Task statement:
In every item, change each "volume-bar" to "volume-column" and leave everything else the same.

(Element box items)
[Start]

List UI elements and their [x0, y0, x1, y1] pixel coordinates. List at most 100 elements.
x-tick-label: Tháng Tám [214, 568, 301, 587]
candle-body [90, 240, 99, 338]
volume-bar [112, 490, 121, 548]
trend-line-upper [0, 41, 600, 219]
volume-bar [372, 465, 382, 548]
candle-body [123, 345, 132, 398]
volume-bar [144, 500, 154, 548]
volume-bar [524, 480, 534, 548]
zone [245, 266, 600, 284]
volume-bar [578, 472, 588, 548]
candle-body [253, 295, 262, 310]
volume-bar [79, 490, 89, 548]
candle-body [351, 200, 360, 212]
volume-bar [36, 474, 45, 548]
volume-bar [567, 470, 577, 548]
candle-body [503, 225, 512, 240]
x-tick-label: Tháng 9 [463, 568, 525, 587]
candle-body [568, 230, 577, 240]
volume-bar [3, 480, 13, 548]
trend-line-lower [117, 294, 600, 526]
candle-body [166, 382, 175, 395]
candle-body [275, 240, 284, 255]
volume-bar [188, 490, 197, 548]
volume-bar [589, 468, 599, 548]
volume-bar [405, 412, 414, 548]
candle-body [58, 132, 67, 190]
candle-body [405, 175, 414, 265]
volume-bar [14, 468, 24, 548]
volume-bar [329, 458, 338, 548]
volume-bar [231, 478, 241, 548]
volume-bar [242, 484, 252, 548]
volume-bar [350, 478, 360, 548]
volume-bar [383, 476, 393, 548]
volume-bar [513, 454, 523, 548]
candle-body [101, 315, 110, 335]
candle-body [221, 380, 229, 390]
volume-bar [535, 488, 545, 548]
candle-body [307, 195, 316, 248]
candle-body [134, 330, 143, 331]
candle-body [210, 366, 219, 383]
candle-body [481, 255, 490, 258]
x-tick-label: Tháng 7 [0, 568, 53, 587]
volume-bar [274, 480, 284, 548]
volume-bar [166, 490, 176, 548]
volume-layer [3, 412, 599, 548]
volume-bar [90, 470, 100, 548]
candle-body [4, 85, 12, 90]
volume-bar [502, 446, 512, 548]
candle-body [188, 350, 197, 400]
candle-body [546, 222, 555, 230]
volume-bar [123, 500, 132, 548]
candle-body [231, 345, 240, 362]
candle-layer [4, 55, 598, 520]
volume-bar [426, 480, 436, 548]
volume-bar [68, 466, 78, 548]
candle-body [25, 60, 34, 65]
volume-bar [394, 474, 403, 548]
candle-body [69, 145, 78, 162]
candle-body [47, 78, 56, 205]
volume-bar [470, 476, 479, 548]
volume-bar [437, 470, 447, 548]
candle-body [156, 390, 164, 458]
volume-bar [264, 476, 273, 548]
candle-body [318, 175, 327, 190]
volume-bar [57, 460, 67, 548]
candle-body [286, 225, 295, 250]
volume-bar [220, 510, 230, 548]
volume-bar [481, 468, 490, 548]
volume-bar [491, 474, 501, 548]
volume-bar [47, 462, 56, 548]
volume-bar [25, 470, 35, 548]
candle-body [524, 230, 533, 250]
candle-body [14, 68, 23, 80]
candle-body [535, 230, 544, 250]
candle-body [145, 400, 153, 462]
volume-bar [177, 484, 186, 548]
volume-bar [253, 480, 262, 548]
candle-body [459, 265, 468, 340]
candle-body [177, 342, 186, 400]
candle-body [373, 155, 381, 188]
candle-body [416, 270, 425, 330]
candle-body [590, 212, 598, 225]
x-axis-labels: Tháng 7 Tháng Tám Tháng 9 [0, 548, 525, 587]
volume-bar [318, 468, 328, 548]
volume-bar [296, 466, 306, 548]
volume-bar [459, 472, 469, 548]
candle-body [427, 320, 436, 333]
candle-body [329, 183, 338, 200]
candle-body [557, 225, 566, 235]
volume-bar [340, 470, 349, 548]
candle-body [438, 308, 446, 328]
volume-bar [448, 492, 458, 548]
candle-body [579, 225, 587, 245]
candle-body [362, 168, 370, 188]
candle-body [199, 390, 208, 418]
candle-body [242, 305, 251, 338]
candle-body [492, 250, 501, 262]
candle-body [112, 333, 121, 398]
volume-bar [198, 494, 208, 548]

[End]

Worked answer:
List UI elements and their [x0, y0, x1, y1] pixel coordinates. List at most 100 elements.
x-tick-label: Tháng Tám [214, 568, 301, 587]
candle-body [90, 240, 99, 338]
volume-column [112, 490, 121, 548]
trend-line-upper [0, 41, 600, 219]
volume-column [372, 465, 382, 548]
candle-body [123, 345, 132, 398]
volume-column [144, 500, 154, 548]
volume-column [524, 480, 534, 548]
zone [245, 266, 600, 284]
volume-column [578, 472, 588, 548]
candle-body [253, 295, 262, 310]
volume-column [79, 490, 89, 548]
candle-body [351, 200, 360, 212]
volume-column [36, 474, 45, 548]
volume-column [567, 470, 577, 548]
candle-body [503, 225, 512, 240]
x-tick-label: Tháng 9 [463, 568, 525, 587]
candle-body [568, 230, 577, 240]
volume-column [3, 480, 13, 548]
trend-line-lower [117, 294, 600, 526]
candle-body [166, 382, 175, 395]
candle-body [275, 240, 284, 255]
volume-column [188, 490, 197, 548]
volume-column [589, 468, 599, 548]
volume-column [405, 412, 414, 548]
candle-body [58, 132, 67, 190]
candle-body [405, 175, 414, 265]
volume-column [14, 468, 24, 548]
volume-column [329, 458, 338, 548]
volume-column [231, 478, 241, 548]
volume-column [242, 484, 252, 548]
volume-column [350, 478, 360, 548]
volume-column [383, 476, 393, 548]
volume-column [513, 454, 523, 548]
candle-body [101, 315, 110, 335]
candle-body [221, 380, 229, 390]
volume-column [535, 488, 545, 548]
candle-body [307, 195, 316, 248]
candle-body [134, 330, 143, 331]
candle-body [210, 366, 219, 383]
candle-body [481, 255, 490, 258]
x-tick-label: Tháng 7 [0, 568, 53, 587]
volume-column [274, 480, 284, 548]
volume-column [166, 490, 176, 548]
volume-layer [3, 412, 599, 548]
volume-column [90, 470, 100, 548]
candle-body [4, 85, 12, 90]
volume-column [502, 446, 512, 548]
candle-body [188, 350, 197, 400]
candle-body [546, 222, 555, 230]
volume-column [123, 500, 132, 548]
candle-body [231, 345, 240, 362]
candle-layer [4, 55, 598, 520]
volume-column [426, 480, 436, 548]
volume-column [68, 466, 78, 548]
candle-body [25, 60, 34, 65]
volume-column [394, 474, 403, 548]
candle-body [69, 145, 78, 162]
candle-body [47, 78, 56, 205]
volume-column [470, 476, 479, 548]
volume-column [437, 470, 447, 548]
candle-body [156, 390, 164, 458]
volume-column [264, 476, 273, 548]
candle-body [318, 175, 327, 190]
volume-column [57, 460, 67, 548]
candle-body [286, 225, 295, 250]
volume-column [220, 510, 230, 548]
volume-column [481, 468, 490, 548]
volume-column [491, 474, 501, 548]
volume-column [47, 462, 56, 548]
volume-column [25, 470, 35, 548]
candle-body [524, 230, 533, 250]
candle-body [14, 68, 23, 80]
candle-body [535, 230, 544, 250]
candle-body [145, 400, 153, 462]
volume-column [177, 484, 186, 548]
volume-column [253, 480, 262, 548]
candle-body [459, 265, 468, 340]
candle-body [177, 342, 186, 400]
candle-body [373, 155, 381, 188]
candle-body [416, 270, 425, 330]
candle-body [590, 212, 598, 225]
x-axis-labels: Tháng 7 Tháng Tám Tháng 9 [0, 548, 525, 587]
volume-column [318, 468, 328, 548]
volume-column [296, 466, 306, 548]
volume-column [459, 472, 469, 548]
candle-body [427, 320, 436, 333]
candle-body [329, 183, 338, 200]
candle-body [557, 225, 566, 235]
volume-column [340, 470, 349, 548]
candle-body [438, 308, 446, 328]
volume-column [448, 492, 458, 548]
candle-body [579, 225, 587, 245]
candle-body [362, 168, 370, 188]
candle-body [199, 390, 208, 418]
candle-body [242, 305, 251, 338]
candle-body [492, 250, 501, 262]
candle-body [112, 333, 121, 398]
volume-column [198, 494, 208, 548]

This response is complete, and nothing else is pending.